GIVEN INSTRUCTION: Transcribe the records below exactly as they appear.

** Begin DATA TO USE **

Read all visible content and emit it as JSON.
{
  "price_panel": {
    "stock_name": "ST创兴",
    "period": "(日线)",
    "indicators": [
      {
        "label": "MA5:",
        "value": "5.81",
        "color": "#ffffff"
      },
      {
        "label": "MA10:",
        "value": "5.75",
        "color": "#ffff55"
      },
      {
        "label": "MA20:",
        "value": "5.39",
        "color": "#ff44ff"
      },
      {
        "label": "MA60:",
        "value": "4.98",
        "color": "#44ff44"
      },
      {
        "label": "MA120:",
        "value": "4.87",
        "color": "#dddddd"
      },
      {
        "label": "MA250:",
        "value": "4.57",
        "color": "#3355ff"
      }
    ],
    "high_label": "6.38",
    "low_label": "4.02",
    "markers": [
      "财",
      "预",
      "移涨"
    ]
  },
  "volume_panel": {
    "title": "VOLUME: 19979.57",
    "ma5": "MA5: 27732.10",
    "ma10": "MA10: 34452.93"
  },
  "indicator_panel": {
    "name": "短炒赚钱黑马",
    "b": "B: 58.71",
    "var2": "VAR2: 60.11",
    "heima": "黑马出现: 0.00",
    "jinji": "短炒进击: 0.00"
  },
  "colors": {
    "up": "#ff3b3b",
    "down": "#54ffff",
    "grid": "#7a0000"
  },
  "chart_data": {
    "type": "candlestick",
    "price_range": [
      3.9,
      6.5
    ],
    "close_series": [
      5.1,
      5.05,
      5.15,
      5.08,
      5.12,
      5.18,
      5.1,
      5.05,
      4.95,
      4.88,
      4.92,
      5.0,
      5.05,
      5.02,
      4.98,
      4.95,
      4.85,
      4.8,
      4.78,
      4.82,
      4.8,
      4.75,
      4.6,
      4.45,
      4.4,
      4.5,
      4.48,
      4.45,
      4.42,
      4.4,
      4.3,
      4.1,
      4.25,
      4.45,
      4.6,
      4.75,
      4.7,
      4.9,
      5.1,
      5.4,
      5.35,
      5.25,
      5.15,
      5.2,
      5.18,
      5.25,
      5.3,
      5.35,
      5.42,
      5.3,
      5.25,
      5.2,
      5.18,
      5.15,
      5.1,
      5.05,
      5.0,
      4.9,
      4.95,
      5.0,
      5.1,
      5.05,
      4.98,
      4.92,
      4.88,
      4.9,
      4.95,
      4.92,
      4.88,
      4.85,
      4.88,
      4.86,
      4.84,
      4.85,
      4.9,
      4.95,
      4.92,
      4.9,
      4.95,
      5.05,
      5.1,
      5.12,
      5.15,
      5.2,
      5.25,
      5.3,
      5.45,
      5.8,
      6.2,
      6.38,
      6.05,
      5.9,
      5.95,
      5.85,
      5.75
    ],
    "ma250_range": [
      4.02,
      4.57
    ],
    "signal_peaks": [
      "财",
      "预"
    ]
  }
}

** End DATA TO USE **

COMPLETE RESPONSE:
Read all visible content and emit it as JSON.
{
  "price_panel": {
    "stock_name": "ST创兴",
    "period": "(日线)",
    "indicators": [
      {
        "label": "MA5:",
        "value": "5.81",
        "color": "#ffffff"
      },
      {
        "label": "MA10:",
        "value": "5.75",
        "color": "#ffff55"
      },
      {
        "label": "MA20:",
        "value": "5.39",
        "color": "#ff44ff"
      },
      {
        "label": "MA60:",
        "value": "4.98",
        "color": "#44ff44"
      },
      {
        "label": "MA120:",
        "value": "4.87",
        "color": "#dddddd"
      },
      {
        "label": "MA250:",
        "value": "4.57",
        "color": "#3355ff"
      }
    ],
    "high_label": "6.38",
    "low_label": "4.02",
    "markers": [
      "财",
      "预",
      "移涨"
    ]
  },
  "volume_panel": {
    "title": "VOLUME: 19979.57",
    "ma5": "MA5: 27732.10",
    "ma10": "MA10: 34452.93"
  },
  "indicator_panel": {
    "name": "短炒赚钱黑马",
    "b": "B: 58.71",
    "var2": "VAR2: 60.11",
    "heima": "黑马出现: 0.00",
    "jinji": "短炒进击: 0.00"
  },
  "colors": {
    "up": "#ff3b3b",
    "down": "#54ffff",
    "grid": "#7a0000"
  },
  "chart_data": {
    "type": "candlestick",
    "price_range": [
      3.9,
      6.5
    ],
    "close_series": [
      5.1,
      5.05,
      5.15,
      5.08,
      5.12,
      5.18,
      5.1,
      5.05,
      4.95,
      4.88,
      4.92,
      5.0,
      5.05,
      5.02,
      4.98,
      4.95,
      4.85,
      4.8,
      4.78,
      4.82,
      4.8,
      4.75,
      4.6,
      4.45,
      4.4,
      4.5,
      4.48,
      4.45,
      4.42,
      4.4,
      4.3,
      4.1,
      4.25,
      4.45,
      4.6,
      4.75,
      4.7,
      4.9,
      5.1,
      5.4,
      5.35,
      5.25,
      5.15,
      5.2,
      5.18,
      5.25,
      5.3,
      5.35,
      5.42,
      5.3,
      5.25,
      5.2,
      5.18,
      5.15,
      5.1,
      5.05,
      5.0,
      4.9,
      4.95,
      5.0,
      5.1,
      5.05,
      4.98,
      4.92,
      4.88,
      4.9,
      4.95,
      4.92,
      4.88,
      4.85,
      4.88,
      4.86,
      4.84,
      4.85,
      4.9,
      4.95,
      4.92,
      4.9,
      4.95,
      5.05,
      5.1,
      5.12,
      5.15,
      5.2,
      5.25,
      5.3,
      5.45,
      5.8,
      6.2,
      6.38,
      6.05,
      5.9,
      5.95,
      5.85,
      5.75
    ],
    "ma250_range": [
      4.02,
      4.57
    ],
    "signal_peaks": [
      "财",
      "预"
    ]
  }
}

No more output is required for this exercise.